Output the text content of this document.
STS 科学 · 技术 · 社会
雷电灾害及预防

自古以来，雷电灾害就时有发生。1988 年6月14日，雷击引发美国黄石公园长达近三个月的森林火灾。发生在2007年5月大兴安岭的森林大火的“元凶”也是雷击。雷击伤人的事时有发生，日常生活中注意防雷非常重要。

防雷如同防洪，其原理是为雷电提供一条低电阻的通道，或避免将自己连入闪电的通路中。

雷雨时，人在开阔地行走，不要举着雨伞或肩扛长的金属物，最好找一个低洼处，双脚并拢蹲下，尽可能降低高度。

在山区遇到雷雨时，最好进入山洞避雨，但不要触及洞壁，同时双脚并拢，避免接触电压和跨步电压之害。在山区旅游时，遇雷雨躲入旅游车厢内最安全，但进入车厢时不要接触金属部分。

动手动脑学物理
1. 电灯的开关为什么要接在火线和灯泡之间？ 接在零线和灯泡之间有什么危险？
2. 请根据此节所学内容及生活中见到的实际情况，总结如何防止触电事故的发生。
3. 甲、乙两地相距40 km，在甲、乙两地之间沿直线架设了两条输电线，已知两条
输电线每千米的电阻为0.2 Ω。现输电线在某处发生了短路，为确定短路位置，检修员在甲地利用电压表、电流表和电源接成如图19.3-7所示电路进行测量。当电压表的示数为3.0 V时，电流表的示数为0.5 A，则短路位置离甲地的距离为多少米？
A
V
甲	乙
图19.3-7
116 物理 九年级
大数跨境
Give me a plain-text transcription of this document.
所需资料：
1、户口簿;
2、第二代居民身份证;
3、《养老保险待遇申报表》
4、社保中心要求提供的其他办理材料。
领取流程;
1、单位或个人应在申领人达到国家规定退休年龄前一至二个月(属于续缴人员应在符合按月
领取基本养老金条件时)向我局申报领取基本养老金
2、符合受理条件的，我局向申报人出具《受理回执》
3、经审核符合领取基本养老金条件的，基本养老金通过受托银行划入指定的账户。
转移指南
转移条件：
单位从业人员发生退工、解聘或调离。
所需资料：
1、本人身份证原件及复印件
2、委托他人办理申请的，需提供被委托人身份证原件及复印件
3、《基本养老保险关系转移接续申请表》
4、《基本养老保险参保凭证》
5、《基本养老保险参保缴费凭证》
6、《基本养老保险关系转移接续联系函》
● ● ● ●
Reproduce the listing above exactly from the line containing "Give me a plain-text" through its last line, with both of those lines included.

Give me a plain-text transcription of this document.
所需资料：
1、户口簿;
2、第二代居民身份证;
3、《养老保险待遇申报表》
4、社保中心要求提供的其他办理材料。
领取流程;
1、单位或个人应在申领人达到国家规定退休年龄前一至二个月(属于续缴人员应在符合按月
领取基本养老金条件时)向我局申报领取基本养老金
2、符合受理条件的，我局向申报人出具《受理回执》
3、经审核符合领取基本养老金条件的，基本养老金通过受托银行划入指定的账户。
转移指南
转移条件：
单位从业人员发生退工、解聘或调离。
所需资料：
1、本人身份证原件及复印件
2、委托他人办理申请的，需提供被委托人身份证原件及复印件
3、《基本养老保险关系转移接续申请表》
4、《基本养老保险参保凭证》
5、《基本养老保险参保缴费凭证》
6、《基本养老保险关系转移接续联系函》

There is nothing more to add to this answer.